*PROBLEM TO WORK ON:*
Could you transcribe all of the data exactly and skip any pictures?

*SUPPLIED ENTRIES:*
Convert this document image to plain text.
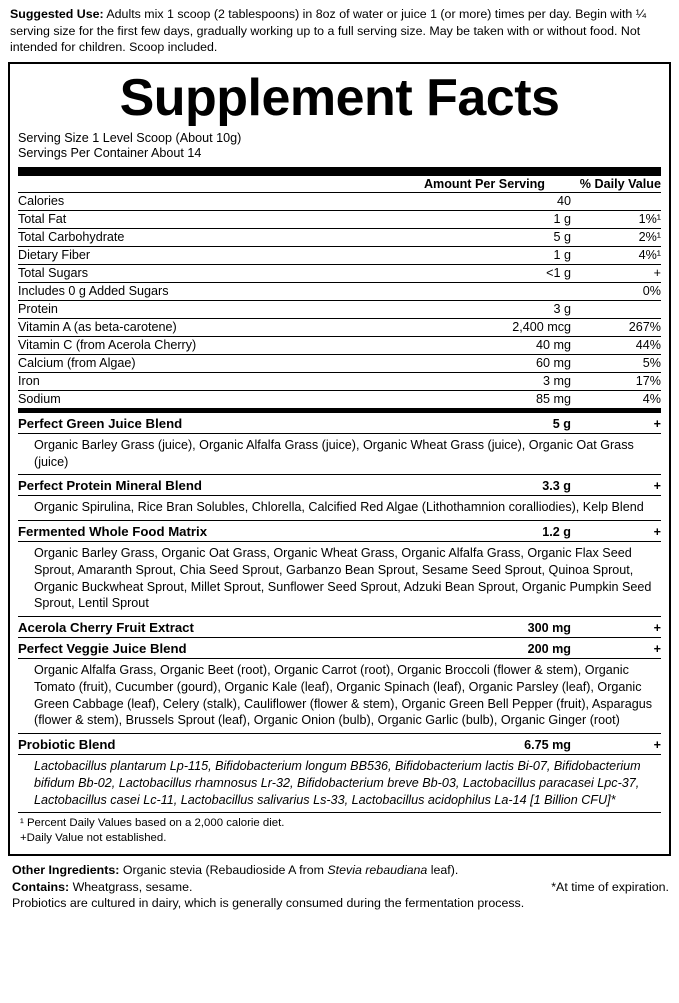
Suggested Use: Adults mix 1 scoop (2 tablespoons) in 8oz of water or juice 1 (or more) times per day. Begin with ¼ serving size for the first few days, gradually working up to a full serving size. May be taken with or without food. Not intended for children. Scoop included.

Supplement Facts
Serving Size 1 Level Scoop (About 10g)
Servings Per Container About 14
	Amount Per Serving	% Daily Value
Calories	40	
Total Fat	1 g	1%¹
Total Carbohydrate	5 g	2%¹
Dietary Fiber	1 g	4%¹
Total Sugars	<1 g	+
Includes 0 g Added Sugars		0%
Protein	3 g	
Vitamin A (as beta-carotene)	2,400 mcg	267%
Vitamin C (from Acerola Cherry)	40 mg	44%
Calcium (from Algae)	60 mg	5%
Iron	3 mg	17%
Sodium	85 mg	4%
Perfect Green Juice Blend	5 g	+
Organic Barley Grass (juice), Organic Alfalfa Grass (juice), Organic Wheat Grass (juice), Organic Oat Grass (juice)
Perfect Protein Mineral Blend	3.3 g	+
Organic Spirulina, Rice Bran Solubles, Chlorella, Calcified Red Algae (Lithothamnion coralliodies), Kelp Blend
Fermented Whole Food Matrix	1.2 g	+
Organic Barley Grass, Organic Oat Grass, Organic Wheat Grass, Organic Alfalfa Grass, Organic Flax Seed Sprout, Amaranth Sprout, Chia Seed Sprout, Garbanzo Bean Sprout, Sesame Seed Sprout, Quinoa Sprout, Organic Buckwheat Sprout, Millet Sprout, Sunflower Seed Sprout, Adzuki Bean Sprout, Organic Pumpkin Seed Sprout, Lentil Sprout
Acerola Cherry Fruit Extract	300 mg	+
Perfect Veggie Juice Blend	200 mg	+
Organic Alfalfa Grass, Organic Beet (root), Organic Carrot (root), Organic Broccoli (flower & stem), Organic Tomato (fruit), Cucumber (gourd), Organic Kale (leaf), Organic Spinach (leaf), Organic Parsley (leaf), Organic Green Cabbage (leaf), Celery (stalk), Cauliflower (flower & stem), Organic Green Bell Pepper (fruit), Asparagus (flower & stem), Brussels Sprout (leaf), Organic Onion (bulb), Organic Garlic (bulb), Organic Ginger (root)
Probiotic Blend	6.75 mg	+
Lactobacillus plantarum Lp-115, Bifidobacterium longum BB536, Bifidobacterium lactis Bi-07, Bifidobacterium bifidum Bb-02, Lactobacillus rhamnosus Lr-32, Bifidobacterium breve Bb-03, Lactobacillus paracasei Lpc-37, Lactobacillus casei Lc-11, Lactobacillus salivarius Ls-33, Lactobacillus acidophilus La-14 [1 Billion CFU]*
¹ Percent Daily Values based on a 2,000 calorie diet.
+Daily Value not established.
Other Ingredients: Organic stevia (Rebaudioside A from Stevia rebaudiana leaf).
Contains: Wheatgrass, sesame.	*At time of expiration.
Probiotics are cultured in dairy, which is generally consumed during the fermentation process.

*YOUR RESPONSE:*
Convert this document image to plain text.
Suggested Use: Adults mix 1 scoop (2 tablespoons) in 8oz of water or juice 1 (or more) times per day. Begin with ¼ serving size for the first few days, gradually working up to a full serving size. May be taken with or without food. Not intended for children. Scoop included.

Supplement Facts
Serving Size 1 Level Scoop (About 10g)
Servings Per Container About 14
	Amount Per Serving	% Daily Value
Calories	40	
Total Fat	1 g	1%¹
Total Carbohydrate	5 g	2%¹
Dietary Fiber	1 g	4%¹
Total Sugars	<1 g	+
Includes 0 g Added Sugars		0%
Protein	3 g	
Vitamin A (as beta-carotene)	2,400 mcg	267%
Vitamin C (from Acerola Cherry)	40 mg	44%
Calcium (from Algae)	60 mg	5%
Iron	3 mg	17%
Sodium	85 mg	4%
Perfect Green Juice Blend	5 g	+
Organic Barley Grass (juice), Organic Alfalfa Grass (juice), Organic Wheat Grass (juice), Organic Oat Grass (juice)
Perfect Protein Mineral Blend	3.3 g	+
Organic Spirulina, Rice Bran Solubles, Chlorella, Calcified Red Algae (Lithothamnion coralliodies), Kelp Blend
Fermented Whole Food Matrix	1.2 g	+
Organic Barley Grass, Organic Oat Grass, Organic Wheat Grass, Organic Alfalfa Grass, Organic Flax Seed Sprout, Amaranth Sprout, Chia Seed Sprout, Garbanzo Bean Sprout, Sesame Seed Sprout, Quinoa Sprout, Organic Buckwheat Sprout, Millet Sprout, Sunflower Seed Sprout, Adzuki Bean Sprout, Organic Pumpkin Seed Sprout, Lentil Sprout
Acerola Cherry Fruit Extract	300 mg	+
Perfect Veggie Juice Blend	200 mg	+
Organic Alfalfa Grass, Organic Beet (root), Organic Carrot (root), Organic Broccoli (flower & stem), Organic Tomato (fruit), Cucumber (gourd), Organic Kale (leaf), Organic Spinach (leaf), Organic Parsley (leaf), Organic Green Cabbage (leaf), Celery (stalk), Cauliflower (flower & stem), Organic Green Bell Pepper (fruit), Asparagus (flower & stem), Brussels Sprout (leaf), Organic Onion (bulb), Organic Garlic (bulb), Organic Ginger (root)
Probiotic Blend	6.75 mg	+
Lactobacillus plantarum Lp-115, Bifidobacterium longum BB536, Bifidobacterium lactis Bi-07, Bifidobacterium bifidum Bb-02, Lactobacillus rhamnosus Lr-32, Bifidobacterium breve Bb-03, Lactobacillus paracasei Lpc-37, Lactobacillus casei Lc-11, Lactobacillus salivarius Ls-33, Lactobacillus acidophilus La-14 [1 Billion CFU]*
¹ Percent Daily Values based on a 2,000 calorie diet.
+Daily Value not established.
Other Ingredients: Organic stevia (Rebaudioside A from Stevia rebaudiana leaf).
Contains: Wheatgrass, sesame.	*At time of expiration.
Probiotics are cultured in dairy, which is generally consumed during the fermentation process.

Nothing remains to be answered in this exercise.